* What the task asks:
Reproduce everything in the items from the line containing "field-value: Bedarfsausweis xyxy=(426,298,504,310)" down to the line containing "info-icon[interactable] xyxy=(638,215,648,225)", both lines included, with each line unchanged.

* Excerpted records:
--- start ---

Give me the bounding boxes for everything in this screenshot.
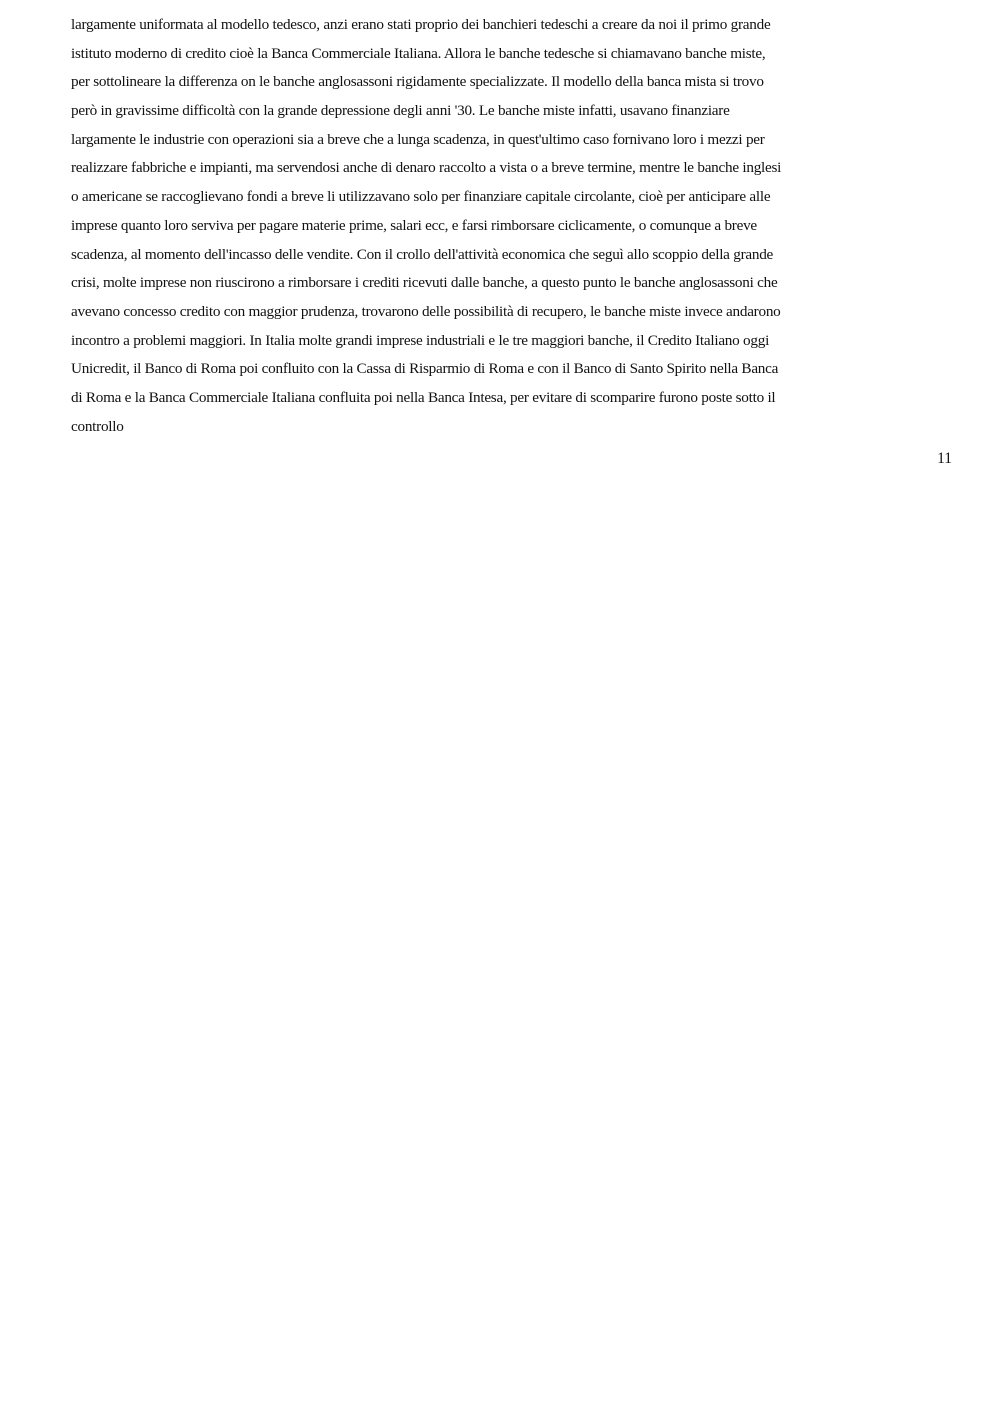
text-line: largamente uniformata al modello tedesco, anzi erano stati proprio dei banchieri tedeschi a creare da noi il primo grande (71, 16, 771, 33)
text-line: crisi, molte imprese non riuscirono a rimborsare i crediti ricevuti dalle banche, a questo punto le banche anglosassoni che (71, 274, 778, 292)
text-line: scadenza, al momento dell'incasso delle vendite. Con il crollo dell'attività economica che seguì allo scoppio della grande (71, 245, 774, 263)
text-line: realizzare fabbriche e impianti, ma servendosi anche di denaro raccolto a vista o a breve termine, mentre le banche inglesi (71, 159, 782, 177)
page-number: 11 (937, 450, 952, 467)
text-line: o americane se raccoglievano fondi a breve li utilizzavano solo per finanziare capitale circolante, cioè per anticipare alle (71, 188, 771, 206)
text-line: incontro a problemi maggiori. In Italia molte grandi imprese industriali e le tre maggiori banche, il Credito Italiano oggi (71, 331, 770, 349)
text-line: istituto moderno di credito cioè la Banca Commerciale Italiana. Allora le banche tedesche si chiamavano banche miste, (71, 44, 766, 62)
text-line: però in gravissime difficoltà con la grande depressione degli anni '30. Le banche miste infatti, usavano finanziare (71, 102, 730, 120)
text-line: di Roma e la Banca Commerciale Italiana confluita poi nella Banca Intesa, per evitare di scomparire furono poste sotto il (71, 388, 776, 406)
text-line: largamente le industrie con operazioni sia a breve che a lunga scadenza, in quest'ultimo caso fornivano loro i mezzi per (71, 130, 765, 148)
text-line: controllo (71, 417, 124, 435)
text-line: per sottolineare la differenza on le banche anglosassoni rigidamente specializzate. Il modello della banca mista si trovo (71, 73, 764, 91)
text-line: imprese quanto loro serviva per pagare materie prime, salari ecc, e farsi rimborsare ciclicamente, o comunque a breve (71, 216, 757, 234)
text-line: avevano concesso credito con maggior prudenza, trovarono delle possibilità di recupero, le banche miste invece andarono (71, 302, 781, 320)
body-paragraph (71, 11, 901, 441)
text-line: Unicredit, il Banco di Roma poi confluito con la Cassa di Risparmio di Roma e con il Banco di Santo Spirito nella Banca (71, 360, 779, 378)
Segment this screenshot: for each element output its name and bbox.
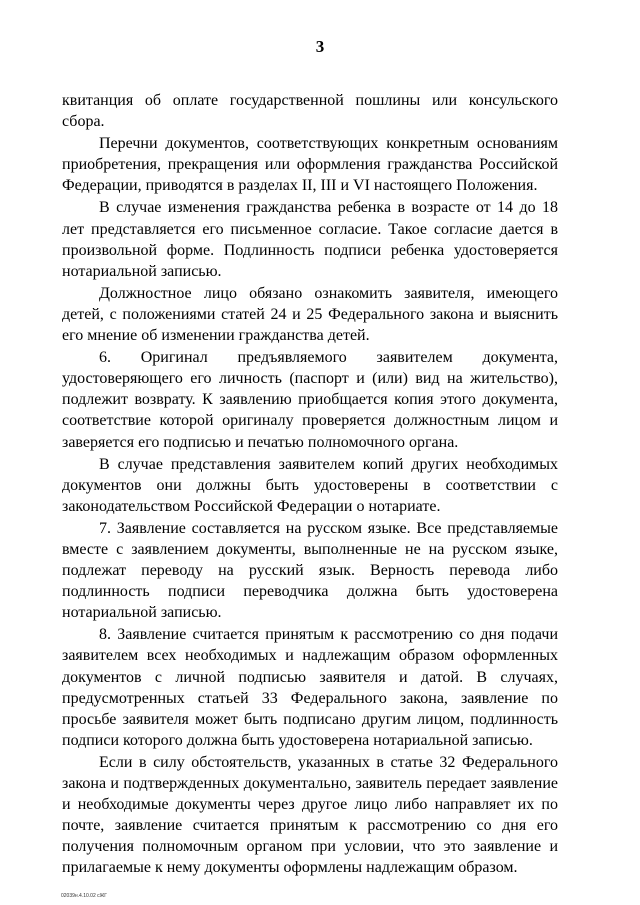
paragraph-document-lists: Перечни документов, соответствующих конкретным основаниям приобретения, прекращения или оформления гражданства Российской Федерации, приводятся в разделах II, III и VI настоящего Положения. bbox=[62, 135, 558, 195]
paragraph-item-8: 8. Заявление считается принятым к рассмотрению со дня подачи заявителем всех необходимых и надлежащим образом оформленных документов с личной подписью заявителя и датой. В случаях, предусмотренных статьей 33 Федерального закона, заявление по просьбе заявителя может быть подписано другим лицом, подлинность подписи которого должна быть удостоверена нотариальной записью. bbox=[62, 626, 558, 749]
paragraph-official-duty: Должностное лицо обязано ознакомить заявителя, имеющего детей, с положениями статей 24 и 25 Федерального закона и выяснить его мнение об изменении гражданства детей. bbox=[62, 284, 558, 345]
paragraph-copies: В случае представления заявителем копий других необходимых документов они должны быть удостоверены в соответствии с законодательством Российской Федерации о нотариате. bbox=[62, 455, 558, 515]
paragraph-receipt: квитанция об оплате государственной пошлины или консульского сбора. bbox=[62, 92, 558, 131]
paragraph-child-consent: В случае изменения гражданства ребенка в возрасте от 14 до 18 лет представляется его письменное согласие. Такое согласие дается в произвольной форме. Подлинность подписи ребенка удостоверяется нотариальной записью. bbox=[62, 199, 558, 280]
document-body bbox=[62, 90, 558, 879]
page-number: 3 bbox=[315, 37, 325, 56]
footer-code: 02039н.4.10.02 сЖГ bbox=[61, 893, 107, 899]
paragraph-item-6: 6. Оригинал предъявляемого заявителем документа, удостоверяющего его личность (паспорт и (или) вид на жительство), подлежит возврату. К заявлению приобщается копия этого документа, соответствие которой оригиналу проверяется должностным лицом и заверяется его подписью и печатью полномочного органа. bbox=[62, 349, 558, 451]
paragraph-circumstances: Если в силу обстоятельств, указанных в статье 32 Федерального закона и подтвержденных документально, заявитель передает заявление и необходимые документы через другое лицо либо направляет их по почте, заявление считается принятым к рассмотрению со дня его получения полномочным органом при условии, что это заявление и прилагаемые к нему документы оформлены надлежащим образом. bbox=[62, 753, 558, 877]
paragraph-item-7: 7. Заявление составляется на русском языке. Все представляемые вместе с заявлением документы, выполненные не на русском языке, подлежат переводу на русский язык. Верность перевода либо подлинность подписи переводчика должна быть удостоверена нотариальной записью. bbox=[62, 519, 558, 622]
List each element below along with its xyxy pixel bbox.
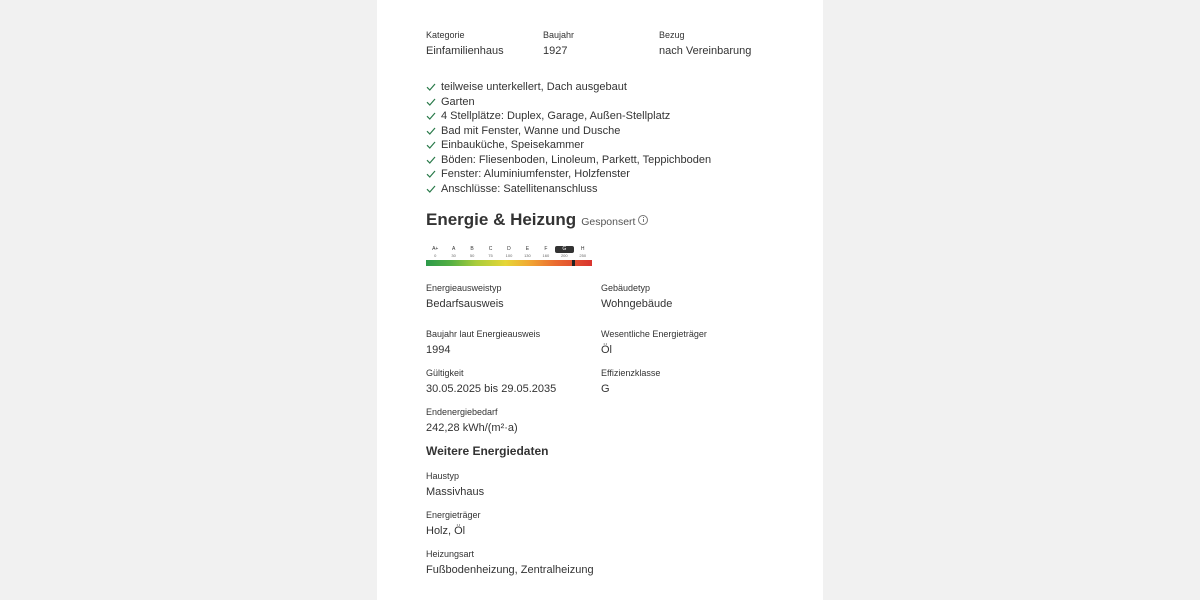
field-value: Bedarfsausweis xyxy=(426,298,504,310)
check-icon xyxy=(426,155,436,165)
feature-label: Fenster: Aluminiumfenster, Holzfenster xyxy=(441,168,630,181)
fact-value: Einfamilienhaus xyxy=(426,45,504,57)
scale-value-label: 200 xyxy=(560,253,568,258)
energy-field xyxy=(601,329,707,357)
field-label: Wesentliche Energieträger xyxy=(601,329,707,339)
fact-kategorie xyxy=(426,30,504,58)
feature-label: teilweise unterkellert, Dach ausgebaut xyxy=(441,81,627,94)
info-icon[interactable] xyxy=(638,215,648,225)
feature-item xyxy=(426,182,711,197)
field-label: Baujahr laut Energieausweis xyxy=(426,329,541,339)
check-icon xyxy=(426,169,436,179)
field-value: 1994 xyxy=(426,344,451,356)
scale-class-labels xyxy=(426,246,592,253)
more-energy-field xyxy=(426,549,594,577)
field-label: Gebäudetyp xyxy=(601,283,651,293)
check-icon xyxy=(426,111,436,121)
field-value: Holz, Öl xyxy=(426,525,466,537)
feature-label: Böden: Fliesenboden, Linoleum, Parkett, Teppichboden xyxy=(441,153,712,166)
fact-value: nach Vereinbarung xyxy=(659,45,752,57)
check-icon xyxy=(426,126,436,136)
fact-baujahr xyxy=(543,30,574,58)
scale-class-label: D xyxy=(507,246,511,252)
energy-field xyxy=(426,407,518,435)
field-value: G xyxy=(601,383,610,395)
more-energy-field xyxy=(426,471,484,499)
field-value: 242,28 kWh/(m²·a) xyxy=(426,422,518,434)
field-value: Fußbodenheizung, Zentralheizung xyxy=(426,564,594,576)
scale-value-label: 100 xyxy=(505,253,513,258)
field-value: Massivhaus xyxy=(426,486,485,498)
fact-label: Baujahr xyxy=(543,30,575,40)
energy-field xyxy=(601,368,660,396)
field-value: Öl xyxy=(601,344,612,356)
feature-label: Einbauküche, Speisekammer xyxy=(441,139,585,152)
scale-value-labels xyxy=(426,253,592,259)
feature-label: Bad mit Fenster, Wanne und Dusche xyxy=(441,124,621,137)
feature-list xyxy=(426,80,711,196)
field-label: Effizienzklasse xyxy=(601,368,661,378)
check-icon xyxy=(426,82,436,92)
check-icon xyxy=(426,140,436,150)
scale-marker xyxy=(572,260,575,266)
scale-class-label: C xyxy=(488,246,493,252)
scale-gradient-bar xyxy=(426,260,592,266)
feature-item xyxy=(426,153,711,168)
feature-label: Garten xyxy=(441,95,475,108)
field-label: Endenergiebedarf xyxy=(426,407,498,417)
field-label: Haustyp xyxy=(426,471,460,481)
field-label: Energieausweistyp xyxy=(426,283,502,293)
feature-item xyxy=(426,109,711,124)
check-icon xyxy=(426,97,436,107)
scale-value-label: 130 xyxy=(524,253,531,258)
sponsored-label: Gesponsert xyxy=(581,216,636,228)
scale-class-label: G xyxy=(555,246,573,253)
check-icon xyxy=(426,184,436,194)
feature-label: Anschlüsse: Satellitenanschluss xyxy=(441,182,598,195)
scale-class-label: A xyxy=(451,246,456,252)
energy-field xyxy=(426,368,556,396)
scale-value-label: 75 xyxy=(488,253,493,258)
feature-item xyxy=(426,167,711,182)
field-label: Gültigkeit xyxy=(426,368,464,378)
fact-label: Kategorie xyxy=(426,30,465,40)
energy-field xyxy=(426,329,540,357)
scale-class-label: B xyxy=(470,246,474,252)
field-value: 30.05.2025 bis 29.05.2035 xyxy=(426,383,557,395)
scale-value-label: 0 xyxy=(434,253,437,258)
field-value: Wohngebäude xyxy=(601,298,673,310)
more-energy-title: Weitere Energiedaten xyxy=(426,444,549,458)
fact-label: Bezug xyxy=(659,30,685,40)
energy-field xyxy=(426,283,504,311)
feature-label: 4 Stellplätze: Duplex, Garage, Außen-Stellplatz xyxy=(441,110,671,123)
field-label: Energieträger xyxy=(426,510,481,520)
feature-item xyxy=(426,138,711,153)
scale-value-label: 160 xyxy=(542,253,550,258)
energy-efficiency-scale xyxy=(426,246,592,268)
scale-class-label: H xyxy=(580,246,585,252)
scale-value-label: 250 xyxy=(579,253,587,258)
energy-field xyxy=(601,283,672,311)
energy-title: Energie & Heizung xyxy=(426,210,577,229)
scale-class-label: E xyxy=(525,246,530,252)
feature-item xyxy=(426,95,711,110)
listing-details-card xyxy=(377,0,823,600)
scale-class-label: F xyxy=(544,246,548,252)
feature-item xyxy=(426,80,711,95)
fact-bezug xyxy=(659,30,751,58)
scale-class-label: A+ xyxy=(432,246,439,252)
scale-value-label: 30 xyxy=(451,253,456,258)
scale-value-label: 50 xyxy=(469,253,475,258)
field-label: Heizungsart xyxy=(426,549,475,559)
more-energy-field xyxy=(426,510,481,538)
energy-heading xyxy=(426,210,648,230)
fact-value: 1927 xyxy=(543,45,568,57)
feature-item xyxy=(426,124,711,139)
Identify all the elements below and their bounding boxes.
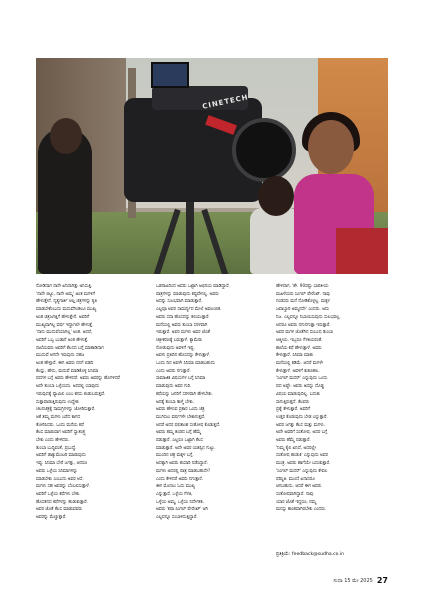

--- end ---

* Solution to the problem:
field-value: Bedarfsausweis xyxy=(426,298,504,310)
check-icon xyxy=(426,155,436,165)
feature-label: Fenster: Aluminiumfenster, Holzfenster xyxy=(441,168,630,181)
fact-value: Einfamilienhaus xyxy=(426,45,504,57)
scale-value-label: 200 xyxy=(560,253,568,258)
energy-field xyxy=(601,329,707,357)
field-label: Wesentliche Energieträger xyxy=(601,329,707,339)
fact-kategorie xyxy=(426,30,504,58)
feature-label: teilweise unterkellert, Dach ausgebaut xyxy=(441,81,627,94)
info-icon[interactable] xyxy=(638,215,648,225)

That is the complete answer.